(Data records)
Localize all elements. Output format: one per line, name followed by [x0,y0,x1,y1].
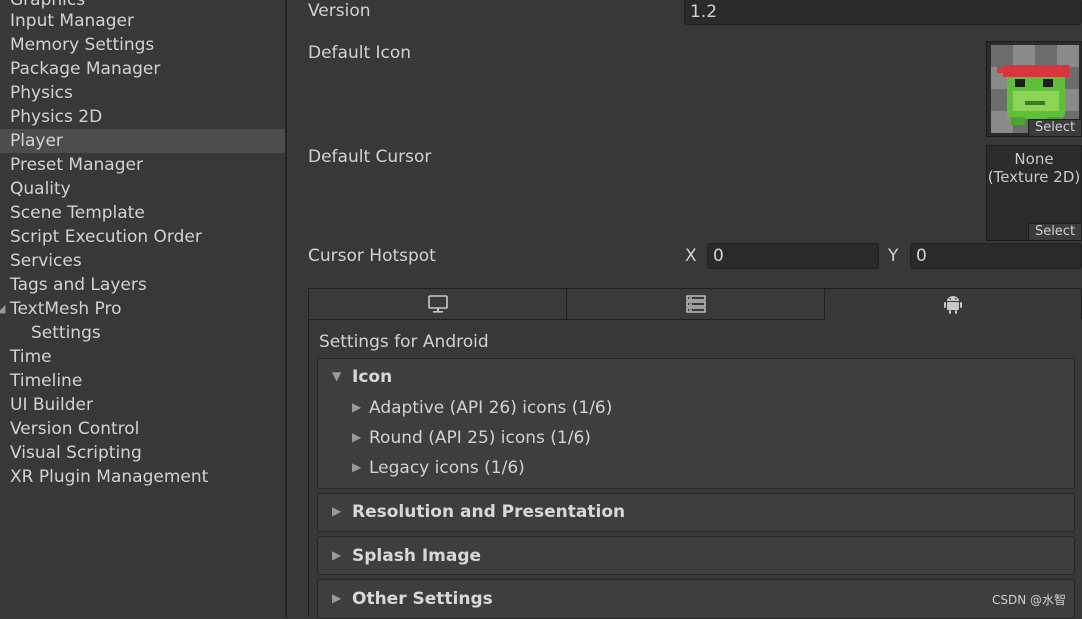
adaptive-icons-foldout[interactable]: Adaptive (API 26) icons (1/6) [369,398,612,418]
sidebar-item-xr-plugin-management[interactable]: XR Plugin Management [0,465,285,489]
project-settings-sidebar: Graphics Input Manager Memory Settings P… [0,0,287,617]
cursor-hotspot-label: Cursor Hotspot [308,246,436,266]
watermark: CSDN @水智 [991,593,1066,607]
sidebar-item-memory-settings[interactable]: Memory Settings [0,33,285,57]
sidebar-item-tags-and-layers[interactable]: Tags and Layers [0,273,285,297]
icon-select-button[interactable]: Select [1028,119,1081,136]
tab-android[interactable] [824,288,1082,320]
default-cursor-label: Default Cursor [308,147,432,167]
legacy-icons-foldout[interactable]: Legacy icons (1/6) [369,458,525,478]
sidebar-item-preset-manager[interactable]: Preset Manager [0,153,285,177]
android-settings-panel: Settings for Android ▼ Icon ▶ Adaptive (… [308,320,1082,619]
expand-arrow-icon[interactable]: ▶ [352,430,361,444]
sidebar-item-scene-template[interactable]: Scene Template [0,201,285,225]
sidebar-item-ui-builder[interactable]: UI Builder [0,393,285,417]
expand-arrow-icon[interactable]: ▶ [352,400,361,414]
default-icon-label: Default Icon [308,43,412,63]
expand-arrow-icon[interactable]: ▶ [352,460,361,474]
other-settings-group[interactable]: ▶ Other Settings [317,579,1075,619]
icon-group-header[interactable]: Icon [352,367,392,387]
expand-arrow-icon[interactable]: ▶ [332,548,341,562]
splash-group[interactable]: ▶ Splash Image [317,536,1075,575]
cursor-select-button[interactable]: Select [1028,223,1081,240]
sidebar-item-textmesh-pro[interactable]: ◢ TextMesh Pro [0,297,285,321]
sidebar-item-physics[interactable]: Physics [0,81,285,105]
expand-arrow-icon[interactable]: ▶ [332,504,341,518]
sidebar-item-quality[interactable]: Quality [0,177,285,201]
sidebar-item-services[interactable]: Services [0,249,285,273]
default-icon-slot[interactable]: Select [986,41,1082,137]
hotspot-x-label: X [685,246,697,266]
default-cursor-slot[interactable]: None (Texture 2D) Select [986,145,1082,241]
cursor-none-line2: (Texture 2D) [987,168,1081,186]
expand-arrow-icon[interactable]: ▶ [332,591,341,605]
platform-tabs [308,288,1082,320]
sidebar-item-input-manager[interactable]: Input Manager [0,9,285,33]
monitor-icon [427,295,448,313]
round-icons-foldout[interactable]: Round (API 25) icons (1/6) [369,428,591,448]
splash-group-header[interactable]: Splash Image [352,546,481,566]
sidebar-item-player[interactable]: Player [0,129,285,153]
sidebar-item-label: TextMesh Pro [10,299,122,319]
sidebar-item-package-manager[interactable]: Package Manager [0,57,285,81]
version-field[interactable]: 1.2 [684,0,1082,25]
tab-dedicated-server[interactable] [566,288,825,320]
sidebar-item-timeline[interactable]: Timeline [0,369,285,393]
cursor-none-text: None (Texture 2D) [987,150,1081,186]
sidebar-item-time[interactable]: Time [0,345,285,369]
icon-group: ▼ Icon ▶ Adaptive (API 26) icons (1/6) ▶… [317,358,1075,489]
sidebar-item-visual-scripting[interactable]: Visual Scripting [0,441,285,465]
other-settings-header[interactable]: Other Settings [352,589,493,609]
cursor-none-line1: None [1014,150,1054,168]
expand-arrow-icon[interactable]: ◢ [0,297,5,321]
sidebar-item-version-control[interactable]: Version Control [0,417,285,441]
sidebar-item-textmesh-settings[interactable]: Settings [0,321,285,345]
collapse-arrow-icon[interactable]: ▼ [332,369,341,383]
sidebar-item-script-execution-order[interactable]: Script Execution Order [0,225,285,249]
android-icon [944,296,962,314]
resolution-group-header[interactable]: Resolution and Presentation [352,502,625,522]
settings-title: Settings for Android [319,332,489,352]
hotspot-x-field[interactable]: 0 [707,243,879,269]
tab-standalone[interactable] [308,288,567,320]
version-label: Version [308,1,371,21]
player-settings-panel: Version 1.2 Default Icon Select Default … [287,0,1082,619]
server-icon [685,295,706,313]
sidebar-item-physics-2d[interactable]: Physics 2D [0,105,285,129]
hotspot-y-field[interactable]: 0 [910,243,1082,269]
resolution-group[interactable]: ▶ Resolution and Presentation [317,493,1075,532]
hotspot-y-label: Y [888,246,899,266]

...

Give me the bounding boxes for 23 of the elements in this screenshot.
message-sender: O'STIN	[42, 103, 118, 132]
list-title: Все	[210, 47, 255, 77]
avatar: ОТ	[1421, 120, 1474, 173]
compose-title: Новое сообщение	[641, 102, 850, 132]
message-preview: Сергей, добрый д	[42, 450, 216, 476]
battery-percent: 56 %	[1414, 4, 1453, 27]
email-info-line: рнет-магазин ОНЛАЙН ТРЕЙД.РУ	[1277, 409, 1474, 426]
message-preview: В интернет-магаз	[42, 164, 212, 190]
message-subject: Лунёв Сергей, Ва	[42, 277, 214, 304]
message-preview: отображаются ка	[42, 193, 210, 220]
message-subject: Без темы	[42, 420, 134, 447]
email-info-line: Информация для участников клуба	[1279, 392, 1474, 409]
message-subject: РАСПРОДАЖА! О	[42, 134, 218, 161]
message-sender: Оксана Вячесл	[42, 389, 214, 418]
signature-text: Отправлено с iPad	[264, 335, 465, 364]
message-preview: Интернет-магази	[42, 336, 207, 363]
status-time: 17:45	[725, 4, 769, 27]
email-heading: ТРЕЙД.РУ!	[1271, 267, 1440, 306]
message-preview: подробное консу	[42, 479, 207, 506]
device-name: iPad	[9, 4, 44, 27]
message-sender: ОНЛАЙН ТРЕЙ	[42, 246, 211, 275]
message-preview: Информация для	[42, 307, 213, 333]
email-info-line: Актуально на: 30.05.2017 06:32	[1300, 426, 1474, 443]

- _WHAT YOU WILL DO_:
Could you put the lines into a Markdown table with the columns "Row" and "Line text," beginning at the line that has "adaptive-icons-foldout[interactable]: Adaptive (API" and stopping after the line that has "cursor-hotspot-label: Cursor Hotspot"? Leave out any blank lines.

- _COMPLETED EXERCISE_:
| Row | Line text |
|---|---|
| 1 | adaptive-icons-foldout[interactable]: Adaptive (API 26) icons (1/6) [369,398,612,418] |
| 2 | sidebar-item-xr-plugin-management[interactable]: XR Plugin Management [0,465,285,489] |
| 3 | project-settings-sidebar: Graphics Input Manager Memory Settings P… [0,0,287,617] |
| 4 | cursor-hotspot-label: Cursor Hotspot [308,246,436,266] |